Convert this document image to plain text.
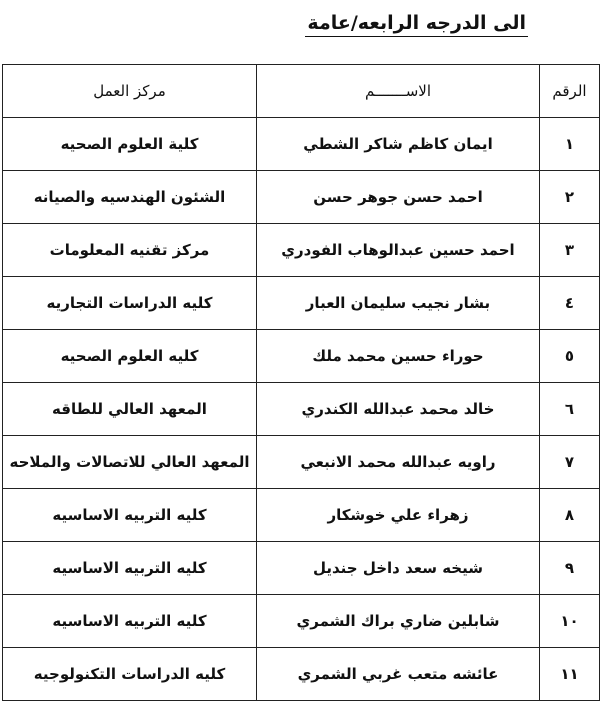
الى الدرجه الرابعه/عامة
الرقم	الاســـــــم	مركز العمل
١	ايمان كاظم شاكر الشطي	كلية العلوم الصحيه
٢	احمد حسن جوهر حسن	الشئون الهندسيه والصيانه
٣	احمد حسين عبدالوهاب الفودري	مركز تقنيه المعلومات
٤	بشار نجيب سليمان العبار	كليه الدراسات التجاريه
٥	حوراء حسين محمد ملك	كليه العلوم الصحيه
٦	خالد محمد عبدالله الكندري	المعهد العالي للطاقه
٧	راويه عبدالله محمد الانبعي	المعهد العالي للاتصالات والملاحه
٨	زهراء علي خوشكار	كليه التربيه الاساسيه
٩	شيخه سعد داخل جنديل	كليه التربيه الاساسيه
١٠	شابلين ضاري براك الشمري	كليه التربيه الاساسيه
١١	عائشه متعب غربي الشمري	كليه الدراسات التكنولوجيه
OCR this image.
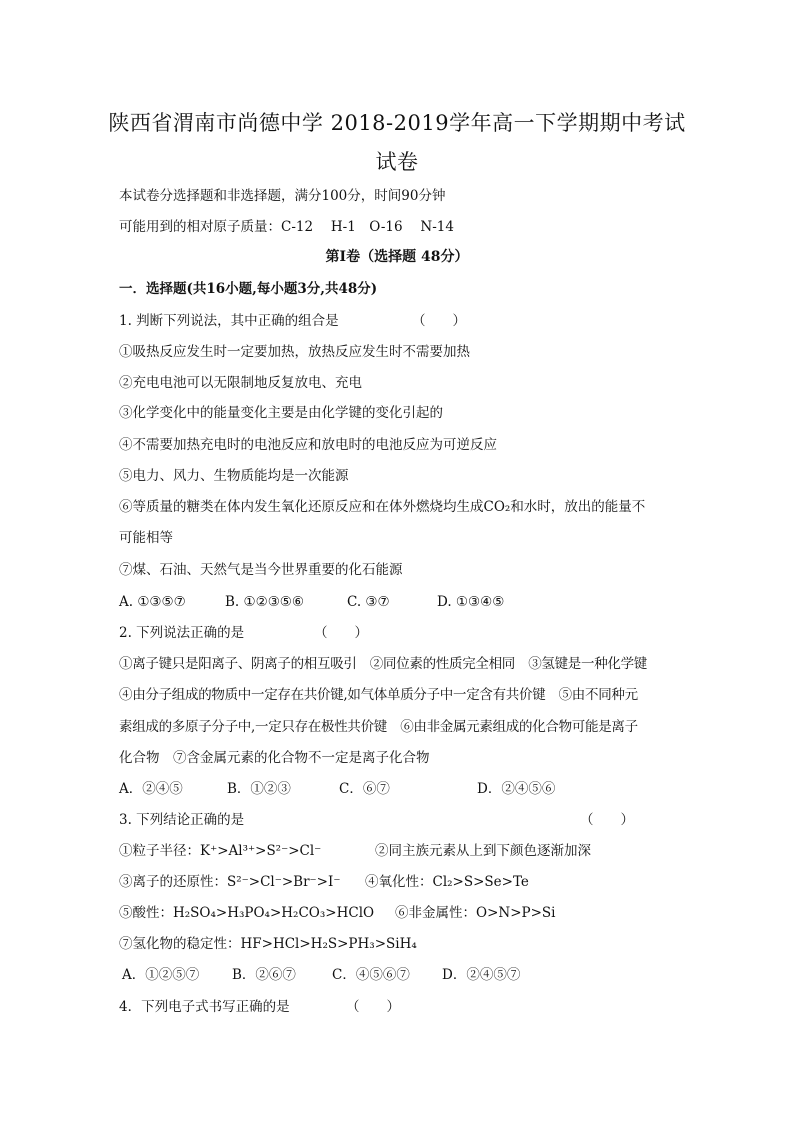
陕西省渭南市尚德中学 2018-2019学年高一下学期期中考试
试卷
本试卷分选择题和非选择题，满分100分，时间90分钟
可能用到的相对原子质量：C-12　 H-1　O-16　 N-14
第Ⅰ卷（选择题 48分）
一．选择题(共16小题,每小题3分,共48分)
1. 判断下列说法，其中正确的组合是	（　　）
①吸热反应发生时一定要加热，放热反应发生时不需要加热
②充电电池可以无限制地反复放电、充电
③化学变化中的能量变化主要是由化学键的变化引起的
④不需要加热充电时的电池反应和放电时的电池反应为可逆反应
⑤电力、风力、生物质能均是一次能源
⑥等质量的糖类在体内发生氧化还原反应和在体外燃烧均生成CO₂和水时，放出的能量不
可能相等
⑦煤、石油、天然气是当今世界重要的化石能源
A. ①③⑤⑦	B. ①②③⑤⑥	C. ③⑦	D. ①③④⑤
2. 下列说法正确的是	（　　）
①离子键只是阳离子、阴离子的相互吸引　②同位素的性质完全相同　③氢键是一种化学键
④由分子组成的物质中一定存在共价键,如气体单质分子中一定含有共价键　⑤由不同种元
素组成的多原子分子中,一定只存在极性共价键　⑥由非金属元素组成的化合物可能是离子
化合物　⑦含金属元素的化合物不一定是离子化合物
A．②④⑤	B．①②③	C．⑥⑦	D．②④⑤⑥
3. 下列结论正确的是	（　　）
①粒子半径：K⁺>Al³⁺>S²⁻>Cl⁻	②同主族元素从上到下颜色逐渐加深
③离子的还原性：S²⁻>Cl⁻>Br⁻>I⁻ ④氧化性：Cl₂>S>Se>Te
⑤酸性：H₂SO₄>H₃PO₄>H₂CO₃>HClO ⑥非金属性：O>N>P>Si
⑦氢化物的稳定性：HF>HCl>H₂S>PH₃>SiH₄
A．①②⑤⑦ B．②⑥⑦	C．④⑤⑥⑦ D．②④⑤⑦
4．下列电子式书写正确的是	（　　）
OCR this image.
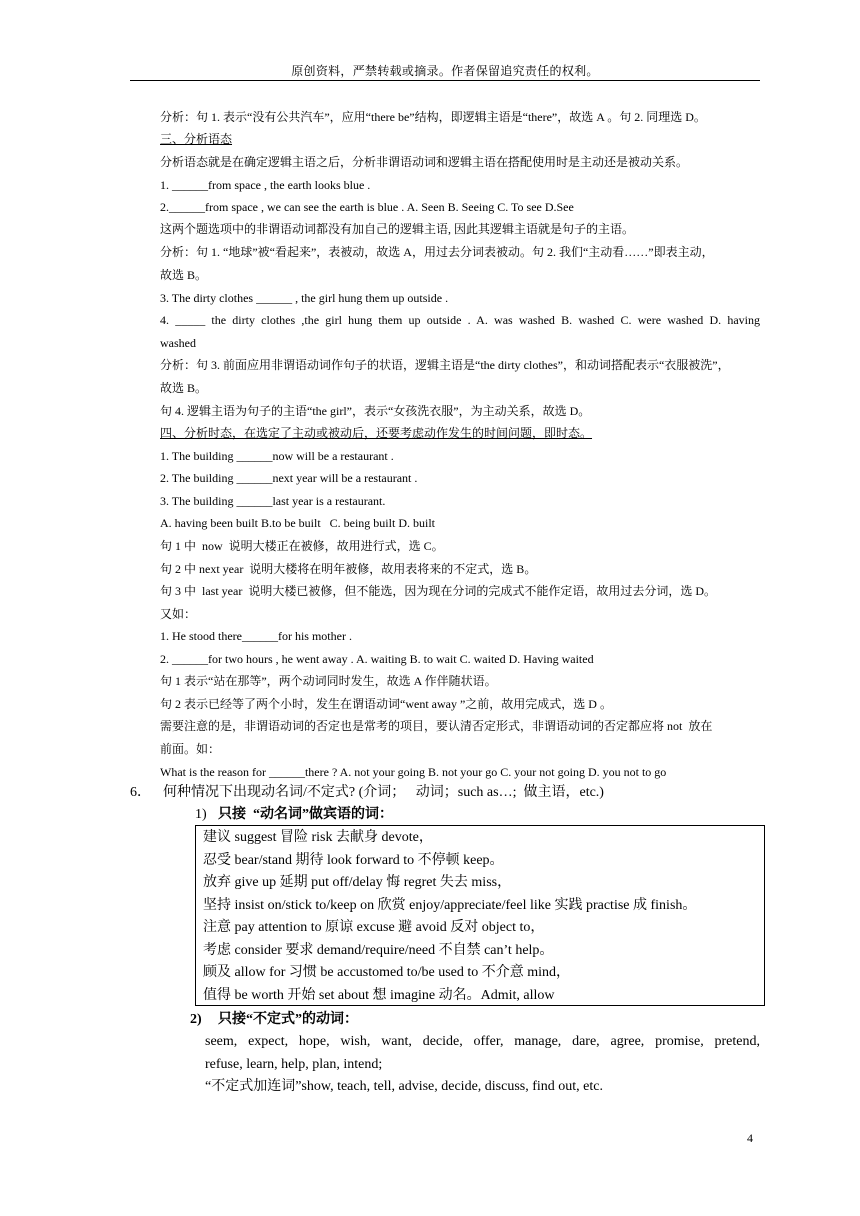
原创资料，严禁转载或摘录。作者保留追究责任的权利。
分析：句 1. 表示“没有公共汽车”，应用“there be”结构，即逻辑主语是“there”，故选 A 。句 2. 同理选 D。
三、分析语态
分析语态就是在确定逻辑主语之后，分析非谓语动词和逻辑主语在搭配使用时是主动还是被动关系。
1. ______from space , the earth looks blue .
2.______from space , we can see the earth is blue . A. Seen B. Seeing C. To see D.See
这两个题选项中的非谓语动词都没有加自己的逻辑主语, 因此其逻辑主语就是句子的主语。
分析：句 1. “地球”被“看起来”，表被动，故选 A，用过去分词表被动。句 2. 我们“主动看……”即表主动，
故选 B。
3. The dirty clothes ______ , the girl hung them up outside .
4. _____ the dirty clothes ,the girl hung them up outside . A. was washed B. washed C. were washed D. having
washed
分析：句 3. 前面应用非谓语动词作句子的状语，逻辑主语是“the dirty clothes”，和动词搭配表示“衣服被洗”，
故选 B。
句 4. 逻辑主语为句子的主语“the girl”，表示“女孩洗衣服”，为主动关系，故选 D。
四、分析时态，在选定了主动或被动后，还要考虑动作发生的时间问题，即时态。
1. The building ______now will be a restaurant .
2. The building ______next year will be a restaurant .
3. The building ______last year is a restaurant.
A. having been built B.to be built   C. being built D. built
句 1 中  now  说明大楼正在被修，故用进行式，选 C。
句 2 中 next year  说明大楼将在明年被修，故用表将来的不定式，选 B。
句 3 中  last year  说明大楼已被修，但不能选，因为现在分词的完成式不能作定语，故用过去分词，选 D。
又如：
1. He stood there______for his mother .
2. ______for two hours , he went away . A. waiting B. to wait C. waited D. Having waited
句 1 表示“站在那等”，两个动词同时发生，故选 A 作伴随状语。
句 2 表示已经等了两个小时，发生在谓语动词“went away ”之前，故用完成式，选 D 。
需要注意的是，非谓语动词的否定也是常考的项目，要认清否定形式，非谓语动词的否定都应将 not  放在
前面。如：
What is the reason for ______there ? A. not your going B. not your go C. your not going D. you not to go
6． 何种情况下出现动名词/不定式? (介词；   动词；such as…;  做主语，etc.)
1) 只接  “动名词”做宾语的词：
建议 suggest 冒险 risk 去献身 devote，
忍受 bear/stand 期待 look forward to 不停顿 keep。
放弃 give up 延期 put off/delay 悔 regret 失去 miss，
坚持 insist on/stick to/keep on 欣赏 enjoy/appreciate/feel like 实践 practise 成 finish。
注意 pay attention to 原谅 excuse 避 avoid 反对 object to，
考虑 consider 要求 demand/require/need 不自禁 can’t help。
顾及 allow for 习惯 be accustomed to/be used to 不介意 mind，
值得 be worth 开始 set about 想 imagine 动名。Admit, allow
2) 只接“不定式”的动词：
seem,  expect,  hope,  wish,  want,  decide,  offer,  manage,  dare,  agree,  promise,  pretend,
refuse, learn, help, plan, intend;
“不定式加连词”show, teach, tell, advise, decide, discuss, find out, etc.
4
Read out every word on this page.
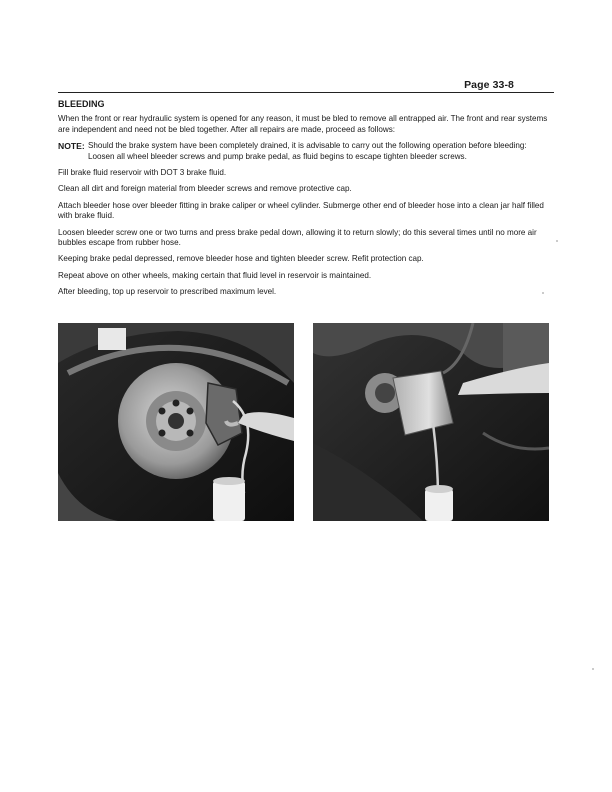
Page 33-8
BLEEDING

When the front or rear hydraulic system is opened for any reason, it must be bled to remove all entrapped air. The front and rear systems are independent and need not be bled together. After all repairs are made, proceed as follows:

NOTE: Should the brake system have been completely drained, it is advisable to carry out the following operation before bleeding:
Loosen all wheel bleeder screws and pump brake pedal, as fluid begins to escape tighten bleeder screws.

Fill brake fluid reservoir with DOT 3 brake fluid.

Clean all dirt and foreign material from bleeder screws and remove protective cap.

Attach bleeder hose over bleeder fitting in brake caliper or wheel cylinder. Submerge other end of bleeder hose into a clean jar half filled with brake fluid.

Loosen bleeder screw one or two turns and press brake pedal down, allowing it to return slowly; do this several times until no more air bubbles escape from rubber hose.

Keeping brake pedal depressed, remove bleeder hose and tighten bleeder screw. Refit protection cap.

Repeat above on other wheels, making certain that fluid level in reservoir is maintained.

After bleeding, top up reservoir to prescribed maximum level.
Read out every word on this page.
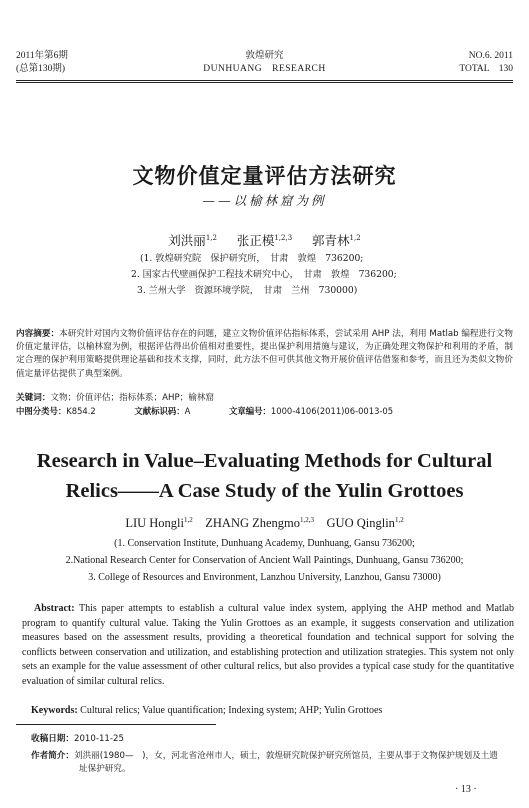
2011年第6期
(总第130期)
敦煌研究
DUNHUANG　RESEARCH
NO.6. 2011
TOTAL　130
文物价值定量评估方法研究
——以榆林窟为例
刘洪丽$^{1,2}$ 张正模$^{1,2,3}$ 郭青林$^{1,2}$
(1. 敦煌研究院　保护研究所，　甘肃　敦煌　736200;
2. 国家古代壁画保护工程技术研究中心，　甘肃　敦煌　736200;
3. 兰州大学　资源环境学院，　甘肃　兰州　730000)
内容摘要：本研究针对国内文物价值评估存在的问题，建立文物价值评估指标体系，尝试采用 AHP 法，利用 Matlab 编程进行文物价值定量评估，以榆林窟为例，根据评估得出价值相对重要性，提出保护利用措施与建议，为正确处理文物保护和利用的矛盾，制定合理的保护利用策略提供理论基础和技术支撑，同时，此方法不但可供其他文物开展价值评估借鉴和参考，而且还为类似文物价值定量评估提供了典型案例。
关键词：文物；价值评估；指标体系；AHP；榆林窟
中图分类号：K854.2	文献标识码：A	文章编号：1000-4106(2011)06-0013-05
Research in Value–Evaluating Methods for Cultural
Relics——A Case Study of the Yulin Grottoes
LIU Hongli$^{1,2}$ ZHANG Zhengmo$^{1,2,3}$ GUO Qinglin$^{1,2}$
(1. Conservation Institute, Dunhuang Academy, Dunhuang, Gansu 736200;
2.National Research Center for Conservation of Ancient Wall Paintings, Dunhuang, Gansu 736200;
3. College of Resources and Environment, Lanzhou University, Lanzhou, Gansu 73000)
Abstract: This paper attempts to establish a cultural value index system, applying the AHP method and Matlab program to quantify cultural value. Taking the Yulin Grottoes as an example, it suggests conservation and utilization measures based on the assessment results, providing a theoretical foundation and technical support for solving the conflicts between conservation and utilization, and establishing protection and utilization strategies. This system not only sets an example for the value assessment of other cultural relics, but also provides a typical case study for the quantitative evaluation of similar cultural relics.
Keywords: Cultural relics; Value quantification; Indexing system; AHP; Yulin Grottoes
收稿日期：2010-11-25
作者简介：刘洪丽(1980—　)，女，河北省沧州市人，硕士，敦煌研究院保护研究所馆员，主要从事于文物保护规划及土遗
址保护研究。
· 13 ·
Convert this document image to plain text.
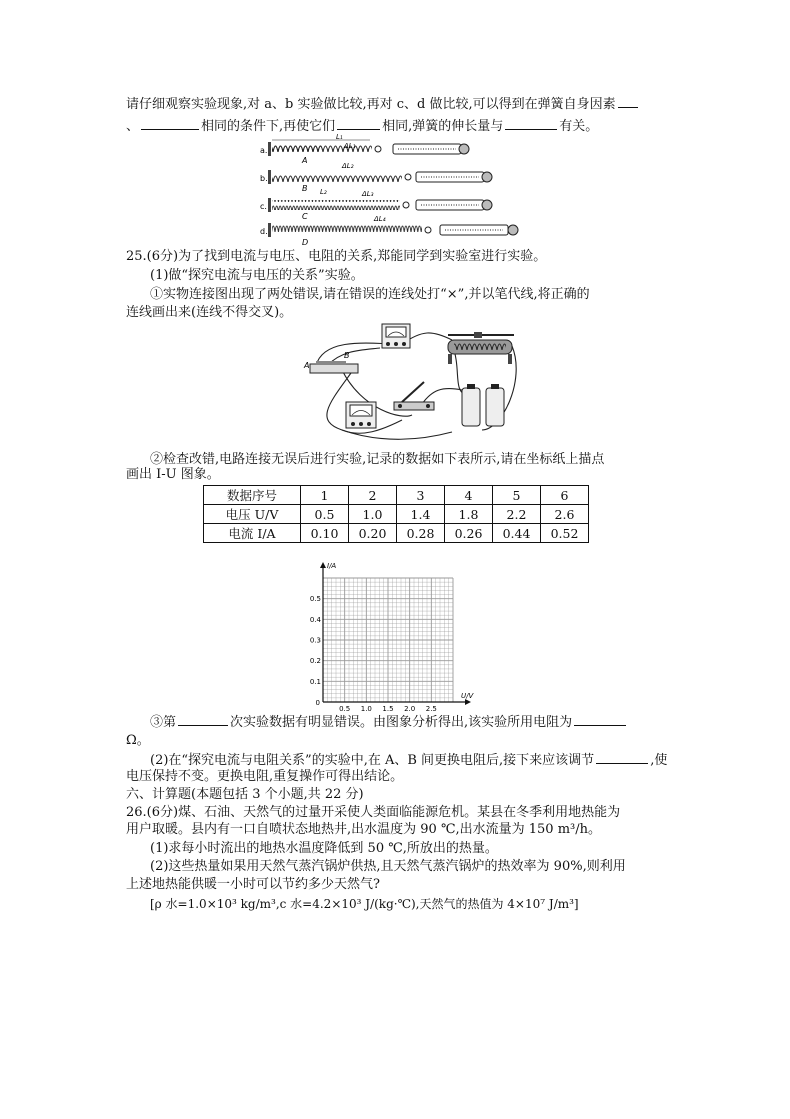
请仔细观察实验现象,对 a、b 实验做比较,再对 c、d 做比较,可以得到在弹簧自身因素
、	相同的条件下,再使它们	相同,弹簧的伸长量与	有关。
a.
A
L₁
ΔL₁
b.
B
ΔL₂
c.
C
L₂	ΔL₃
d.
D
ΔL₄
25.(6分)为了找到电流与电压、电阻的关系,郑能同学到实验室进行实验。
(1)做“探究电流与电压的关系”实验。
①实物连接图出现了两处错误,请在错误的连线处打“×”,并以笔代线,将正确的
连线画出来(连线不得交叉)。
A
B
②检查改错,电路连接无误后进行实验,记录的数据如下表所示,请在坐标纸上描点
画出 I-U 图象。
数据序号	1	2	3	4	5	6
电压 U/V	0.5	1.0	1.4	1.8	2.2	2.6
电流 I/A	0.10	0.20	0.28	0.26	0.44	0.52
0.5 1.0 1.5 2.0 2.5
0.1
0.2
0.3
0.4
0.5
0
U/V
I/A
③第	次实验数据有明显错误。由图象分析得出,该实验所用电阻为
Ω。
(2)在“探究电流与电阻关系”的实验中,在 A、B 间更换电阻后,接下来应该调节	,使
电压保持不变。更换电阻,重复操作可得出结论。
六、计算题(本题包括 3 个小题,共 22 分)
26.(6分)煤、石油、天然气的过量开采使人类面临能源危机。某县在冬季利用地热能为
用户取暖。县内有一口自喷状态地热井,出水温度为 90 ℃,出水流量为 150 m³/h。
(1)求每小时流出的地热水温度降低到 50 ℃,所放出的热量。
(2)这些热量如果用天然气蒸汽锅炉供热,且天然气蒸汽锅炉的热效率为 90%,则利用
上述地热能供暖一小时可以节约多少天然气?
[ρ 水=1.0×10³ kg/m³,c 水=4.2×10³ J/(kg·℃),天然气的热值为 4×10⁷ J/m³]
-=-=-
- [PROBLEM STATEMENT]:
Go over the data above and copy every line that has the word "Yulin" in it.

- [SOLUTION]:
Relics——A Case Study of the Yulin Grottoes
Abstract: This paper attempts to establish a cultural value index system, applying the AHP method and Matlab program to quantify cultural value. Taking the Yulin Grottoes as an example, it suggests conservation and utilization measures based on the assessment results, providing a theoretical foundation and technical support for solving the conflicts between conservation and utilization, and establishing protection and utilization strategies. This system not only sets an example for the value assessment of other cultural relics, but also provides a typical case study for the quantitative evaluation of similar cultural relics.
Keywords: Cultural relics; Value quantification; Indexing system; AHP; Yulin Grottoes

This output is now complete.